Teraz, kiedy z okazji kolejnej okrągłej rocznicy strajków z lipca 1980 r. w WSK PZL-Mielec, które m.in. były prekursorem późniejszych porozumień sierpniowych i powstania „Solidarności”, do okolicznościowych selfie stają osoby zupełne nieznane w tamtych latach z jakiejkolwiek działalności opozycyjnej, lub takie, które albo były dziećmi, albo w ogóle nie było ich na świecie, warto przypomnieć krótki artykuł pierwszego niekomunistycznego dyrektora WSK PZL-Mielec po 1990 r. Jana Szymańskiego. Prezentujemy ten artykuł, jak również w formie pdf inne solidarnościowe teksty, które ukazały się w 2009 r. w Kwartalniku „Nadwisłocze”. Należy też podkreślić, że w ubiegłym dziesięcioleciu zaniechano lokalnych badań tej tematyki. W tym czasie narosło wiele mitów, „narodziło” się wielu nieznanych bohaterów, a ci prawdziwi pomarli, a jeśli żyją popadli w zapomnienie. Ku przypomnieniu więc publikujemy wspomniany tekst.
dr Włodzimierz Gąsiewski
redaktor naczelny kwartalnika „Nadwisłocze”
Jan Szymański, Jak obaliłem socjalizm
Solidarne „Nadwisłocze”, nr 2 z 2009 r., s. 10-11.

Zapisane dane:
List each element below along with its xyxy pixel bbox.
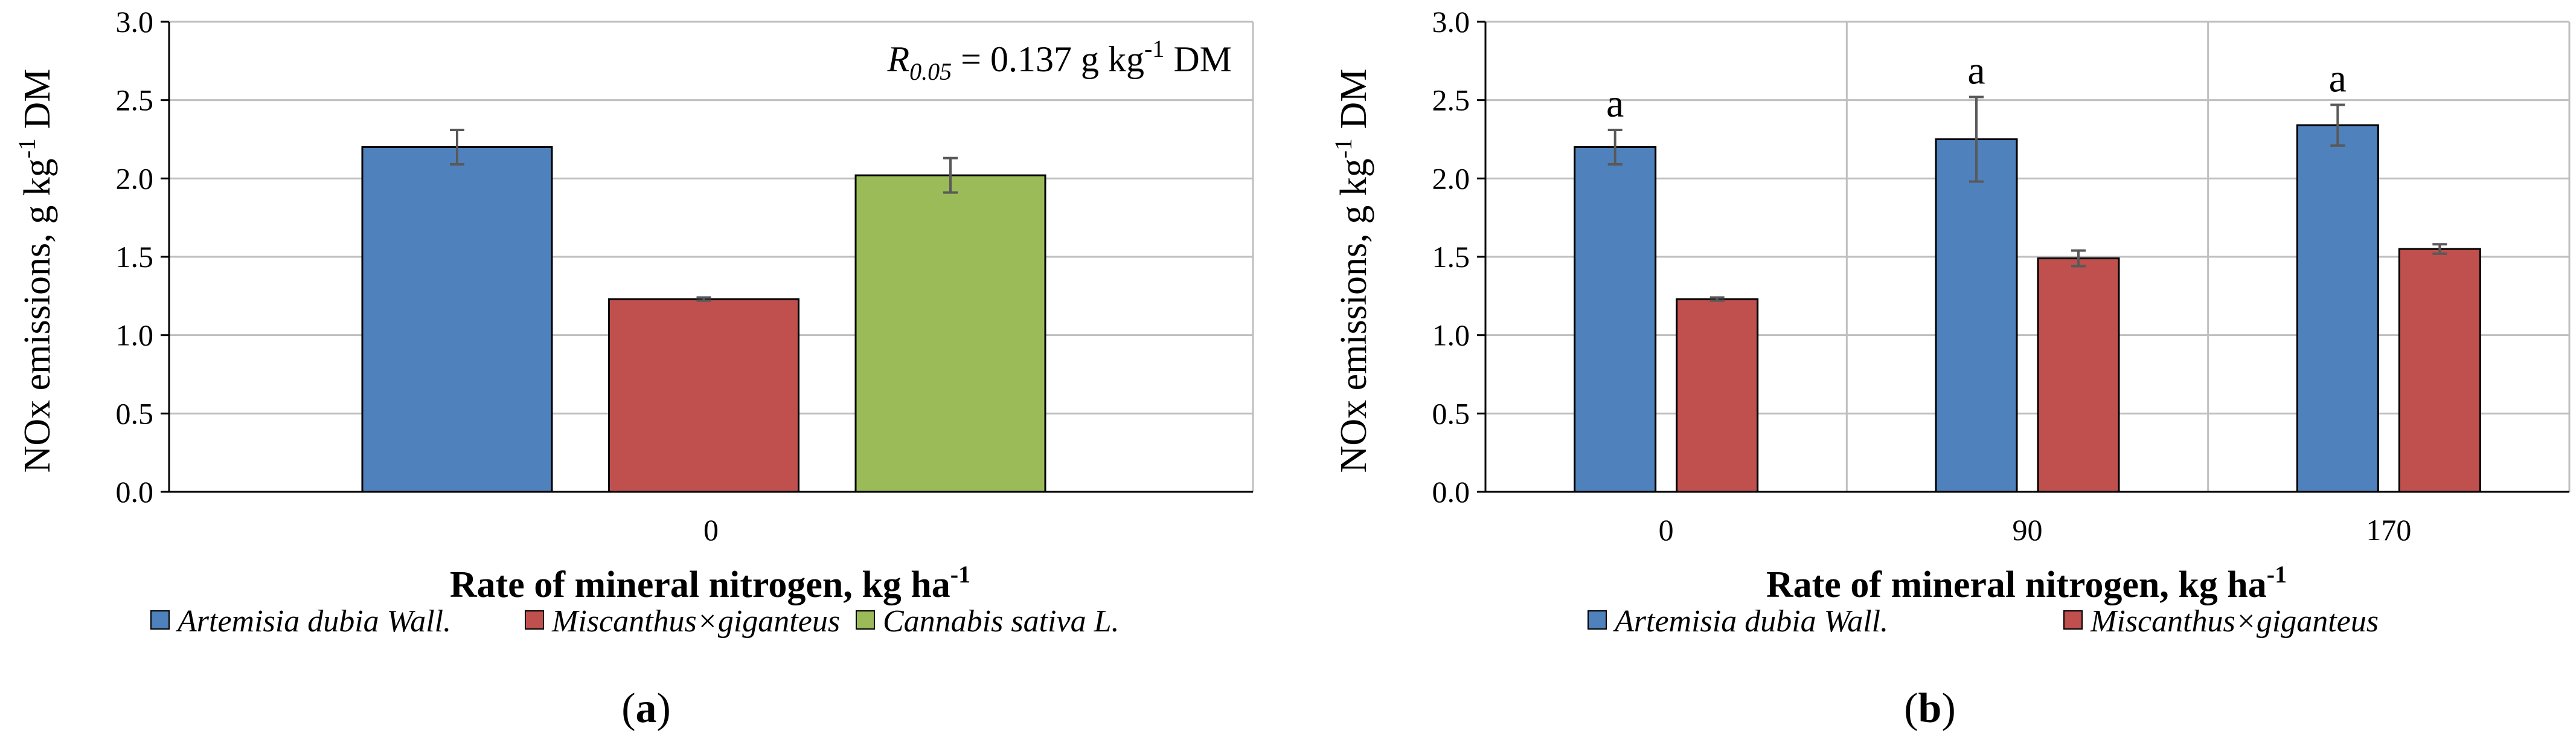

Do zrobienia: Wypisz bez zmian fragment tekstu o strajkach w WSK PZL-Mielec od „dr Włodzimierz Gąsiewski” do „r., s. 10-11.”. Zestawienie jest osobnym materiałem.

Zadanie wykonane:
dr Włodzimierz Gąsiewski
redaktor naczelny kwartalnika „Nadwisłocze”
Jan Szymański, Jak obaliłem socjalizm
Solidarne „Nadwisłocze”, nr 2 z 2009 r., s. 10-11.